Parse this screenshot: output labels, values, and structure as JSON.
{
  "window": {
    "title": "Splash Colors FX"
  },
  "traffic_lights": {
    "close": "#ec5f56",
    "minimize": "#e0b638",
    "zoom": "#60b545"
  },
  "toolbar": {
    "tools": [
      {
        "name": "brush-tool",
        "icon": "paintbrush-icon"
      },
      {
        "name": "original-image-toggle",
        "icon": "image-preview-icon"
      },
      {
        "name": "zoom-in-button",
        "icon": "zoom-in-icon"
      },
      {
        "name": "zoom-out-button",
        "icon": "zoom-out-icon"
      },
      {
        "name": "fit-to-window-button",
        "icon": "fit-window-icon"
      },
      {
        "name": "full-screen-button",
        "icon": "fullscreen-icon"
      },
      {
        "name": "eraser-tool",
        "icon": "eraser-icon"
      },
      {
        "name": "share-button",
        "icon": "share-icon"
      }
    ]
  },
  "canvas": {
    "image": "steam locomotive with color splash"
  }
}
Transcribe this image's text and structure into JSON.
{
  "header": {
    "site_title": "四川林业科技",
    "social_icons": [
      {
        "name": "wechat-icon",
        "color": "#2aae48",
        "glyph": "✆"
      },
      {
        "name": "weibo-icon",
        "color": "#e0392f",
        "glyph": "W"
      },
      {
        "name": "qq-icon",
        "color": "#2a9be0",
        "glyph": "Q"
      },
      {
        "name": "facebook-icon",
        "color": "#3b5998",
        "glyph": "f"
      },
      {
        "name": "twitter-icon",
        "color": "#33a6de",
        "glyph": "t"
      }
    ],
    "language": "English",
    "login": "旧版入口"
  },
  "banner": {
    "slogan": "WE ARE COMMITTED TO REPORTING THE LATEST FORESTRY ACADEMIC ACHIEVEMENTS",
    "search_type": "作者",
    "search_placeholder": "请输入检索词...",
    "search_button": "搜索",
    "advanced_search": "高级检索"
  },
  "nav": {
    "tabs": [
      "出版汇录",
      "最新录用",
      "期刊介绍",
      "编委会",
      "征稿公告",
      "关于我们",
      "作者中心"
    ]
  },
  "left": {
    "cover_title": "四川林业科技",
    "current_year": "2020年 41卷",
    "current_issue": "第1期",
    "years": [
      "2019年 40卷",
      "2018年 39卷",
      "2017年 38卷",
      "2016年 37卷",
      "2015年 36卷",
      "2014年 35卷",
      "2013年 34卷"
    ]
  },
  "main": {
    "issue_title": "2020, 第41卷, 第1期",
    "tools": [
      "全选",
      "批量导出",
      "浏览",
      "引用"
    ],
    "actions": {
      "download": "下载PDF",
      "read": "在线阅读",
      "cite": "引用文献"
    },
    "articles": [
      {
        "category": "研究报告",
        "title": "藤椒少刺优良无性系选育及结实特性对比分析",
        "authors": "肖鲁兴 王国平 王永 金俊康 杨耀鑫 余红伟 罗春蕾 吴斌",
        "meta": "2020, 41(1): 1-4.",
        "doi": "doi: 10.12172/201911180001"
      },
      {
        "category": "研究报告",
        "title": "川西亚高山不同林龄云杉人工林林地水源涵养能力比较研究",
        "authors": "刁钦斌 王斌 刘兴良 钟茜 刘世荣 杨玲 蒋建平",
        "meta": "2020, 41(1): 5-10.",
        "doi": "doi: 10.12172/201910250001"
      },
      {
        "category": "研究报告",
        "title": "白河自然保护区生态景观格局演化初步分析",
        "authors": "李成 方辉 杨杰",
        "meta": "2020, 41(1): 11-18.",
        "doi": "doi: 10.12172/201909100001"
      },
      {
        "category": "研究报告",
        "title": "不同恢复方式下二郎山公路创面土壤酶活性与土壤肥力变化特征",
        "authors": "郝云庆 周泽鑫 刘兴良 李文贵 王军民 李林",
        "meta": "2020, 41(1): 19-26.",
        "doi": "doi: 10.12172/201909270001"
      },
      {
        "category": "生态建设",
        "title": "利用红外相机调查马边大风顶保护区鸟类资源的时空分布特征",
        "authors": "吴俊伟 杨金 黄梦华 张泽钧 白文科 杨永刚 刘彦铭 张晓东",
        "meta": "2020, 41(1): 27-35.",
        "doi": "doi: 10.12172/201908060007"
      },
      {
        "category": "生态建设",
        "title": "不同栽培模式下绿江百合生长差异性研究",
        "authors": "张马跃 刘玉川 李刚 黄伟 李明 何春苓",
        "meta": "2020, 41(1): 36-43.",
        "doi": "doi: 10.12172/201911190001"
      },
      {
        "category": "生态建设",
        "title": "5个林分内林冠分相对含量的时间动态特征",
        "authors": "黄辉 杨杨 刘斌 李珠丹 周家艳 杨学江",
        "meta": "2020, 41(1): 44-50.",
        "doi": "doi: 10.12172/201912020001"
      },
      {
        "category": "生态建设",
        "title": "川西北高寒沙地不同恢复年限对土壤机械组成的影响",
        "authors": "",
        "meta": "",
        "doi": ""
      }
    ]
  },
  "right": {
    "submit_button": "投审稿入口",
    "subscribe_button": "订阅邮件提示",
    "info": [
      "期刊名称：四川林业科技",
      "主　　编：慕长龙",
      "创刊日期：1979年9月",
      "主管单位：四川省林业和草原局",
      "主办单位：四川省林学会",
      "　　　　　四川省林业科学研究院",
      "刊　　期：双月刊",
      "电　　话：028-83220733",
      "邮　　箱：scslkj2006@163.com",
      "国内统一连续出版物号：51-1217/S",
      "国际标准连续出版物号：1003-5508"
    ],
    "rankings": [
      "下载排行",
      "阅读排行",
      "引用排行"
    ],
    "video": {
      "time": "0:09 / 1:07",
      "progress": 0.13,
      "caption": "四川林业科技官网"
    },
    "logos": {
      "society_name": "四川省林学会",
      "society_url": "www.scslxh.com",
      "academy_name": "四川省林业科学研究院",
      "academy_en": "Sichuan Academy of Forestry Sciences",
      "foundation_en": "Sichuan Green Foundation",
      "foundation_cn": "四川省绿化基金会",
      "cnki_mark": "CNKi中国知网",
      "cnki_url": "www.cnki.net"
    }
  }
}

- WHAT IS REQUIRED
Take the entries above and copy them out exactly.

- SOLUTION
Parse this screenshot: output labels, values, and structure as JSON.
{
  "window": {
    "title": "Splash Colors FX"
  },
  "traffic_lights": {
    "close": "#ec5f56",
    "minimize": "#e0b638",
    "zoom": "#60b545"
  },
  "toolbar": {
    "tools": [
      {
        "name": "brush-tool",
        "icon": "paintbrush-icon"
      },
      {
        "name": "original-image-toggle",
        "icon": "image-preview-icon"
      },
      {
        "name": "zoom-in-button",
        "icon": "zoom-in-icon"
      },
      {
        "name": "zoom-out-button",
        "icon": "zoom-out-icon"
      },
      {
        "name": "fit-to-window-button",
        "icon": "fit-window-icon"
      },
      {
        "name": "full-screen-button",
        "icon": "fullscreen-icon"
      },
      {
        "name": "eraser-tool",
        "icon": "eraser-icon"
      },
      {
        "name": "share-button",
        "icon": "share-icon"
      }
    ]
  },
  "canvas": {
    "image": "steam locomotive with color splash"
  }
}
Transcribe this image's text and structure into JSON.
{
  "header": {
    "site_title": "四川林业科技",
    "social_icons": [
      {
        "name": "wechat-icon",
        "color": "#2aae48",
        "glyph": "✆"
      },
      {
        "name": "weibo-icon",
        "color": "#e0392f",
        "glyph": "W"
      },
      {
        "name": "qq-icon",
        "color": "#2a9be0",
        "glyph": "Q"
      },
      {
        "name": "facebook-icon",
        "color": "#3b5998",
        "glyph": "f"
      },
      {
        "name": "twitter-icon",
        "color": "#33a6de",
        "glyph": "t"
      }
    ],
    "language": "English",
    "login": "旧版入口"
  },
  "banner": {
    "slogan": "WE ARE COMMITTED TO REPORTING THE LATEST FORESTRY ACADEMIC ACHIEVEMENTS",
    "search_type": "作者",
    "search_placeholder": "请输入检索词...",
    "search_button": "搜索",
    "advanced_search": "高级检索"
  },
  "nav": {
    "tabs": [
      "出版汇录",
      "最新录用",
      "期刊介绍",
      "编委会",
      "征稿公告",
      "关于我们",
      "作者中心"
    ]
  },
  "left": {
    "cover_title": "四川林业科技",
    "current_year": "2020年 41卷",
    "current_issue": "第1期",
    "years": [
      "2019年 40卷",
      "2018年 39卷",
      "2017年 38卷",
      "2016年 37卷",
      "2015年 36卷",
      "2014年 35卷",
      "2013年 34卷"
    ]
  },
  "main": {
    "issue_title": "2020, 第41卷, 第1期",
    "tools": [
      "全选",
      "批量导出",
      "浏览",
      "引用"
    ],
    "actions": {
      "download": "下载PDF",
      "read": "在线阅读",
      "cite": "引用文献"
    },
    "articles": [
      {
        "category": "研究报告",
        "title": "藤椒少刺优良无性系选育及结实特性对比分析",
        "authors": "肖鲁兴 王国平 王永 金俊康 杨耀鑫 余红伟 罗春蕾 吴斌",
        "meta": "2020, 41(1): 1-4.",
        "doi": "doi: 10.12172/201911180001"
      },
      {
        "category": "研究报告",
        "title": "川西亚高山不同林龄云杉人工林林地水源涵养能力比较研究",
        "authors": "刁钦斌 王斌 刘兴良 钟茜 刘世荣 杨玲 蒋建平",
        "meta": "2020, 41(1): 5-10.",
        "doi": "doi: 10.12172/201910250001"
      },
      {
        "category": "研究报告",
        "title": "白河自然保护区生态景观格局演化初步分析",
        "authors": "李成 方辉 杨杰",
        "meta": "2020, 41(1): 11-18.",
        "doi": "doi: 10.12172/201909100001"
      },
      {
        "category": "研究报告",
        "title": "不同恢复方式下二郎山公路创面土壤酶活性与土壤肥力变化特征",
        "authors": "郝云庆 周泽鑫 刘兴良 李文贵 王军民 李林",
        "meta": "2020, 41(1): 19-26.",
        "doi": "doi: 10.12172/201909270001"
      },
      {
        "category": "生态建设",
        "title": "利用红外相机调查马边大风顶保护区鸟类资源的时空分布特征",
        "authors": "吴俊伟 杨金 黄梦华 张泽钧 白文科 杨永刚 刘彦铭 张晓东",
        "meta": "2020, 41(1): 27-35.",
        "doi": "doi: 10.12172/201908060007"
      },
      {
        "category": "生态建设",
        "title": "不同栽培模式下绿江百合生长差异性研究",
        "authors": "张马跃 刘玉川 李刚 黄伟 李明 何春苓",
        "meta": "2020, 41(1): 36-43.",
        "doi": "doi: 10.12172/201911190001"
      },
      {
        "category": "生态建设",
        "title": "5个林分内林冠分相对含量的时间动态特征",
        "authors": "黄辉 杨杨 刘斌 李珠丹 周家艳 杨学江",
        "meta": "2020, 41(1): 44-50.",
        "doi": "doi: 10.12172/201912020001"
      },
      {
        "category": "生态建设",
        "title": "川西北高寒沙地不同恢复年限对土壤机械组成的影响",
        "authors": "",
        "meta": "",
        "doi": ""
      }
    ]
  },
  "right": {
    "submit_button": "投审稿入口",
    "subscribe_button": "订阅邮件提示",
    "info": [
      "期刊名称：四川林业科技",
      "主　　编：慕长龙",
      "创刊日期：1979年9月",
      "主管单位：四川省林业和草原局",
      "主办单位：四川省林学会",
      "　　　　　四川省林业科学研究院",
      "刊　　期：双月刊",
      "电　　话：028-83220733",
      "邮　　箱：scslkj2006@163.com",
      "国内统一连续出版物号：51-1217/S",
      "国际标准连续出版物号：1003-5508"
    ],
    "rankings": [
      "下载排行",
      "阅读排行",
      "引用排行"
    ],
    "video": {
      "time": "0:09 / 1:07",
      "progress": 0.13,
      "caption": "四川林业科技官网"
    },
    "logos": {
      "society_name": "四川省林学会",
      "society_url": "www.scslxh.com",
      "academy_name": "四川省林业科学研究院",
      "academy_en": "Sichuan Academy of Forestry Sciences",
      "foundation_en": "Sichuan Green Foundation",
      "foundation_cn": "四川省绿化基金会",
      "cnki_mark": "CNKi中国知网",
      "cnki_url": "www.cnki.net"
    }
  }
}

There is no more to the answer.